Directions for this task: Look through the data and write out every line with the word "навстречу" in it.

Available records:
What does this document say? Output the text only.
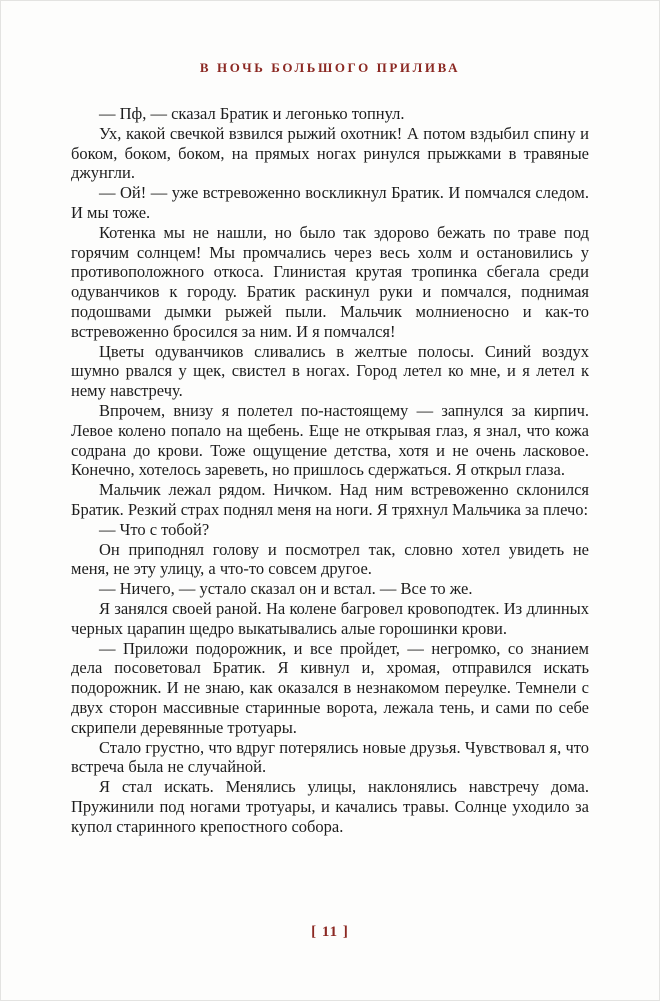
В НОЧЬ БОЛЬШОГО ПРИЛИВА

— Пф, — сказал Братик и легонько топнул.

Ух, какой свечкой взвился рыжий охотник! А потом вздыбил спину и боком, боком, боком, на прямых ногах ринулся прыжками в травяные джунгли.

— Ой! — уже встревоженно воскликнул Братик. И помчался следом. И мы тоже.

Котенка мы не нашли, но было так здорово бежать по траве под горячим солнцем! Мы промчались через весь холм и остановились у противоположного откоса. Глинистая крутая тропинка сбегала среди одуванчиков к городу. Братик раскинул руки и помчался, поднимая подошвами дымки рыжей пыли. Мальчик молниеносно и как-то встревоженно бросился за ним. И я помчался!

Цветы одуванчиков сливались в желтые полосы. Синий воздух шумно рвался у щек, свистел в ногах. Город летел ко мне, и я летел к нему навстречу.

Впрочем, внизу я полетел по-настоящему — запнулся за кирпич. Левое колено попало на щебень. Еще не открывая глаз, я знал, что кожа содрана до крови. Тоже ощущение детства, хотя и не очень ласковое. Конечно, хотелось зареветь, но пришлось сдержаться. Я открыл глаза.

Мальчик лежал рядом. Ничком. Над ним встревоженно склонился Братик. Резкий страх поднял меня на ноги. Я тряхнул Мальчика за плечо:

— Что с тобой?

Он приподнял голову и посмотрел так, словно хотел увидеть не меня, не эту улицу, а что-то совсем другое.

— Ничего, — устало сказал он и встал. — Все то же.

Я занялся своей раной. На колене багровел кровоподтек. Из длинных черных царапин щедро выкатывались алые горошинки крови.

— Приложи подорожник, и все пройдет, — негромко, со знанием дела посоветовал Братик. Я кивнул и, хромая, отправился искать подорожник. И не знаю, как оказался в незнакомом переулке. Темнели с двух сторон массивные старинные ворота, лежала тень, и сами по себе скрипели деревянные тротуары.

Стало грустно, что вдруг потерялись новые друзья. Чувствовал я, что встреча была не случайной.

Я стал искать. Менялись улицы, наклонялись навстречу дома. Пружинили под ногами тротуары, и качались травы. Солнце уходило за купол старинного крепостного собора.

[ 11 ]
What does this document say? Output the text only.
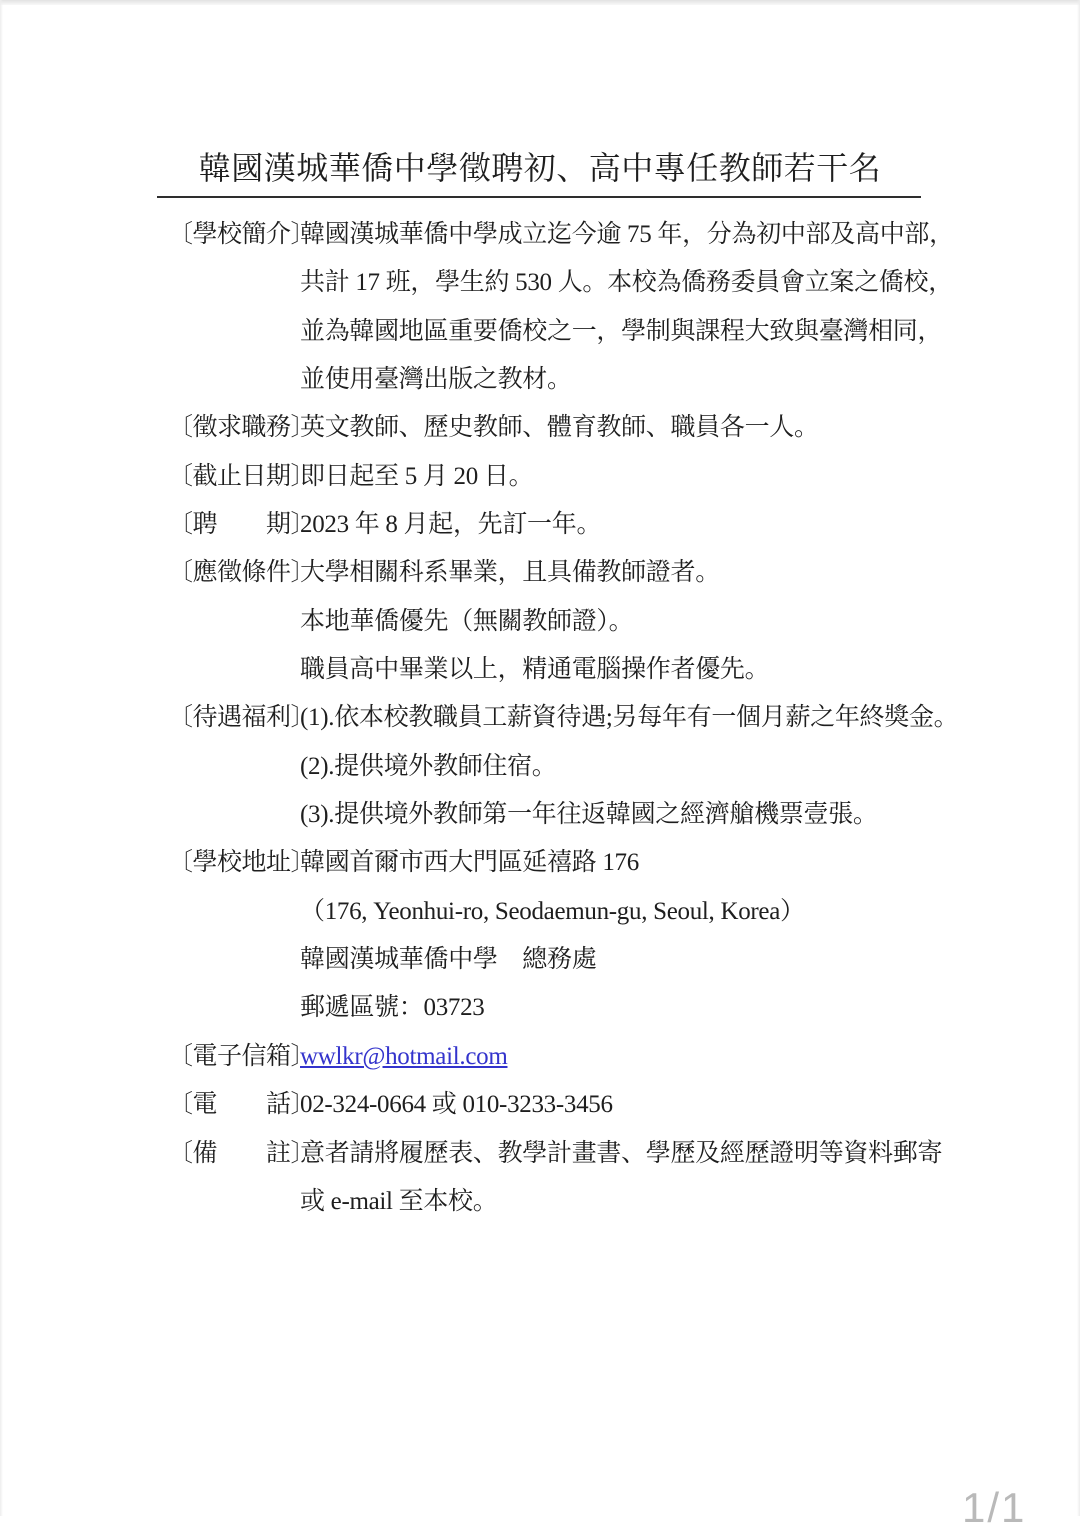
韓國漢城華僑中學徵聘初、高中專任教師若干名
〔學校簡介〕韓國漢城華僑中學成立迄今逾 75 年，分為初中部及高中部，
共計 17 班，學生約 530 人。本校為僑務委員會立案之僑校，
並為韓國地區重要僑校之一，學制與課程大致與臺灣相同，
並使用臺灣出版之教材。
〔徵求職務〕英文教師、歷史教師、體育教師、職員各一人。
〔截止日期〕即日起至 5 月 20 日。
〔聘　　期〕2023 年 8 月起，先訂一年。
〔應徵條件〕大學相關科系畢業，且具備教師證者。
本地華僑優先（無關教師證）。
職員高中畢業以上，精通電腦操作者優先。
〔待遇福利〕(1).依本校教職員工薪資待遇;另每年有一個月薪之年終獎金。
(2).提供境外教師住宿。
(3).提供境外教師第一年往返韓國之經濟艙機票壹張。
〔學校地址〕韓國首爾市西大門區延禧路 176
（176, Yeonhui-ro, Seodaemun-gu, Seoul, Korea）
韓國漢城華僑中學　總務處
郵遞區號：03723
〔電子信箱〕wwlkr@hotmail.com
〔電　　話〕02-324-0664 或 010-3233-3456
〔備　　註〕意者請將履歷表、教學計畫書、學歷及經歷證明等資料郵寄
或 e-mail 至本校。
1/1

Correct output:
Цветы одуванчиков сливались в желтые полосы. Синий воздух шумно рвался у щек, свистел в ногах. Город летел ко мне, и я летел к нему навстречу.
Я стал искать. Менялись улицы, наклонялись навстречу дома. Пружинили под ногами тротуары, и качались травы. Солнце уходило за купол старинного крепостного собора.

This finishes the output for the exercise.